◆ **Stated goal**: Your task is to repeat the listing exactly.

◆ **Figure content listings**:
>> START

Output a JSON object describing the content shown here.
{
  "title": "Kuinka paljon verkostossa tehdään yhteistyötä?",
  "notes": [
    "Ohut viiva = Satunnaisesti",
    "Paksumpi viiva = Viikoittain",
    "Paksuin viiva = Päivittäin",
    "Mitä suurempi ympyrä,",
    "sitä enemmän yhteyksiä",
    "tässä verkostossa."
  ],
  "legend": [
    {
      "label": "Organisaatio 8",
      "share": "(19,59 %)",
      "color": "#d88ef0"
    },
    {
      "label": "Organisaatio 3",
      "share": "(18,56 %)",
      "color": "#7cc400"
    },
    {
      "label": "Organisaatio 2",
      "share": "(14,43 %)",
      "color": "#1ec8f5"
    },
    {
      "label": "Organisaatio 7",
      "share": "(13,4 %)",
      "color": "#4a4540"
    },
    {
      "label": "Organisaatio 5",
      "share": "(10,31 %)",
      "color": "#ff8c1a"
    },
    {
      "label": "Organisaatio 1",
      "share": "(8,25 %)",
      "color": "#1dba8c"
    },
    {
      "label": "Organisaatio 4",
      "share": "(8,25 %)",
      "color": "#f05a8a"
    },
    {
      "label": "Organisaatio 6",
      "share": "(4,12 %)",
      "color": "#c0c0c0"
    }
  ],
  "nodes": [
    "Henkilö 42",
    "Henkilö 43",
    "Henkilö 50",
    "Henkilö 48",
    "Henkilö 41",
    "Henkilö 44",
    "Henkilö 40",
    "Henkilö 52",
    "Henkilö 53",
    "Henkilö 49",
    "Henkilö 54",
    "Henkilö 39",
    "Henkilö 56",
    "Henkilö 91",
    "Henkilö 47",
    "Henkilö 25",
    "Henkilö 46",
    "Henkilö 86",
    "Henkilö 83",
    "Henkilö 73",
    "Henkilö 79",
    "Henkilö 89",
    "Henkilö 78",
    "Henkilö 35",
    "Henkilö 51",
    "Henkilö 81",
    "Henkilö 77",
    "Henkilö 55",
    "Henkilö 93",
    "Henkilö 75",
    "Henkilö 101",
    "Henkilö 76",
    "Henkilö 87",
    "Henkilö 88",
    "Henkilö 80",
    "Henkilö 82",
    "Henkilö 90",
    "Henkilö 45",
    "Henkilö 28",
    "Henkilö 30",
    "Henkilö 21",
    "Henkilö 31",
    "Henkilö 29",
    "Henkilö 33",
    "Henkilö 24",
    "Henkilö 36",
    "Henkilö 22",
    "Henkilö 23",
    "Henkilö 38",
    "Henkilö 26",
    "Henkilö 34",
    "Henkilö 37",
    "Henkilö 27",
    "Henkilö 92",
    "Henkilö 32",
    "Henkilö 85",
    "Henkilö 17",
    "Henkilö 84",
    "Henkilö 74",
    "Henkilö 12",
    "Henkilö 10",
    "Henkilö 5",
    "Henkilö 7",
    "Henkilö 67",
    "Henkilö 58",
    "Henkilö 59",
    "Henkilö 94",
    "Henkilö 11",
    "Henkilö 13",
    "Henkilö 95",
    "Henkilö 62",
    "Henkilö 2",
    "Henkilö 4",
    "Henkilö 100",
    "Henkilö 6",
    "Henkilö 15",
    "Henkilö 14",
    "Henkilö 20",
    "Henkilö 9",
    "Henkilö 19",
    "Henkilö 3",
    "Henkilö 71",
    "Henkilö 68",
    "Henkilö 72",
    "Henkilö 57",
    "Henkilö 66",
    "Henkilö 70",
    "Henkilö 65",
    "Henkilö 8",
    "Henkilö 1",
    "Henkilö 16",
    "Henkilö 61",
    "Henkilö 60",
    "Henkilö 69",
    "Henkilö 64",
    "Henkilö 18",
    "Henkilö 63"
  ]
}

>> END

◆ **Output of the task**:
Output a JSON object describing the content shown here.
{
  "title": "Kuinka paljon verkostossa tehdään yhteistyötä?",
  "notes": [
    "Ohut viiva = Satunnaisesti",
    "Paksumpi viiva = Viikoittain",
    "Paksuin viiva = Päivittäin",
    "Mitä suurempi ympyrä,",
    "sitä enemmän yhteyksiä",
    "tässä verkostossa."
  ],
  "legend": [
    {
      "label": "Organisaatio 8",
      "share": "(19,59 %)",
      "color": "#d88ef0"
    },
    {
      "label": "Organisaatio 3",
      "share": "(18,56 %)",
      "color": "#7cc400"
    },
    {
      "label": "Organisaatio 2",
      "share": "(14,43 %)",
      "color": "#1ec8f5"
    },
    {
      "label": "Organisaatio 7",
      "share": "(13,4 %)",
      "color": "#4a4540"
    },
    {
      "label": "Organisaatio 5",
      "share": "(10,31 %)",
      "color": "#ff8c1a"
    },
    {
      "label": "Organisaatio 1",
      "share": "(8,25 %)",
      "color": "#1dba8c"
    },
    {
      "label": "Organisaatio 4",
      "share": "(8,25 %)",
      "color": "#f05a8a"
    },
    {
      "label": "Organisaatio 6",
      "share": "(4,12 %)",
      "color": "#c0c0c0"
    }
  ],
  "nodes": [
    "Henkilö 42",
    "Henkilö 43",
    "Henkilö 50",
    "Henkilö 48",
    "Henkilö 41",
    "Henkilö 44",
    "Henkilö 40",
    "Henkilö 52",
    "Henkilö 53",
    "Henkilö 49",
    "Henkilö 54",
    "Henkilö 39",
    "Henkilö 56",
    "Henkilö 91",
    "Henkilö 47",
    "Henkilö 25",
    "Henkilö 46",
    "Henkilö 86",
    "Henkilö 83",
    "Henkilö 73",
    "Henkilö 79",
    "Henkilö 89",
    "Henkilö 78",
    "Henkilö 35",
    "Henkilö 51",
    "Henkilö 81",
    "Henkilö 77",
    "Henkilö 55",
    "Henkilö 93",
    "Henkilö 75",
    "Henkilö 101",
    "Henkilö 76",
    "Henkilö 87",
    "Henkilö 88",
    "Henkilö 80",
    "Henkilö 82",
    "Henkilö 90",
    "Henkilö 45",
    "Henkilö 28",
    "Henkilö 30",
    "Henkilö 21",
    "Henkilö 31",
    "Henkilö 29",
    "Henkilö 33",
    "Henkilö 24",
    "Henkilö 36",
    "Henkilö 22",
    "Henkilö 23",
    "Henkilö 38",
    "Henkilö 26",
    "Henkilö 34",
    "Henkilö 37",
    "Henkilö 27",
    "Henkilö 92",
    "Henkilö 32",
    "Henkilö 85",
    "Henkilö 17",
    "Henkilö 84",
    "Henkilö 74",
    "Henkilö 12",
    "Henkilö 10",
    "Henkilö 5",
    "Henkilö 7",
    "Henkilö 67",
    "Henkilö 58",
    "Henkilö 59",
    "Henkilö 94",
    "Henkilö 11",
    "Henkilö 13",
    "Henkilö 95",
    "Henkilö 62",
    "Henkilö 2",
    "Henkilö 4",
    "Henkilö 100",
    "Henkilö 6",
    "Henkilö 15",
    "Henkilö 14",
    "Henkilö 20",
    "Henkilö 9",
    "Henkilö 19",
    "Henkilö 3",
    "Henkilö 71",
    "Henkilö 68",
    "Henkilö 72",
    "Henkilö 57",
    "Henkilö 66",
    "Henkilö 70",
    "Henkilö 65",
    "Henkilö 8",
    "Henkilö 1",
    "Henkilö 16",
    "Henkilö 61",
    "Henkilö 60",
    "Henkilö 69",
    "Henkilö 64",
    "Henkilö 18",
    "Henkilö 63"
  ]
}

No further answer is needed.